TASK → Exact repetition is required: output every record in full.

══ RECORDS FOR PROCESSING

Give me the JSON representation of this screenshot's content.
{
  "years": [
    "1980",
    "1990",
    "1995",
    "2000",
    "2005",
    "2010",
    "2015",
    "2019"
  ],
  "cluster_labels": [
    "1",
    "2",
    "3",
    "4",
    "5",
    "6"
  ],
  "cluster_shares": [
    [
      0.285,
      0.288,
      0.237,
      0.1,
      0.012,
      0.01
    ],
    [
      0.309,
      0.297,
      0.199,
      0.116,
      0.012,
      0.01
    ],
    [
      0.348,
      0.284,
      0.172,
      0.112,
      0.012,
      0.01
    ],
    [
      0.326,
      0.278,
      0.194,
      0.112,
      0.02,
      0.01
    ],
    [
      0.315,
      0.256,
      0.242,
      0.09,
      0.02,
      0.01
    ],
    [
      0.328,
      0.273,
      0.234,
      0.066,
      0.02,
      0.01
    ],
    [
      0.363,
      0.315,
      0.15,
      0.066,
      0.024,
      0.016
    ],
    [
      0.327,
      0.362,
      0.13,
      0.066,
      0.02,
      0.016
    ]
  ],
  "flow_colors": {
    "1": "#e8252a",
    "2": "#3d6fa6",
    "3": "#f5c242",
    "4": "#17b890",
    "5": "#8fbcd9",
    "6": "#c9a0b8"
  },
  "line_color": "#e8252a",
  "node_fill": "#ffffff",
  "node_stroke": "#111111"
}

════

TASK RESPONSE →
Give me the JSON representation of this screenshot's content.
{
  "years": [
    "1980",
    "1990",
    "1995",
    "2000",
    "2005",
    "2010",
    "2015",
    "2019"
  ],
  "cluster_labels": [
    "1",
    "2",
    "3",
    "4",
    "5",
    "6"
  ],
  "cluster_shares": [
    [
      0.285,
      0.288,
      0.237,
      0.1,
      0.012,
      0.01
    ],
    [
      0.309,
      0.297,
      0.199,
      0.116,
      0.012,
      0.01
    ],
    [
      0.348,
      0.284,
      0.172,
      0.112,
      0.012,
      0.01
    ],
    [
      0.326,
      0.278,
      0.194,
      0.112,
      0.02,
      0.01
    ],
    [
      0.315,
      0.256,
      0.242,
      0.09,
      0.02,
      0.01
    ],
    [
      0.328,
      0.273,
      0.234,
      0.066,
      0.02,
      0.01
    ],
    [
      0.363,
      0.315,
      0.15,
      0.066,
      0.024,
      0.016
    ],
    [
      0.327,
      0.362,
      0.13,
      0.066,
      0.02,
      0.016
    ]
  ],
  "flow_colors": {
    "1": "#e8252a",
    "2": "#3d6fa6",
    "3": "#f5c242",
    "4": "#17b890",
    "5": "#8fbcd9",
    "6": "#c9a0b8"
  },
  "line_color": "#e8252a",
  "node_fill": "#ffffff",
  "node_stroke": "#111111"
}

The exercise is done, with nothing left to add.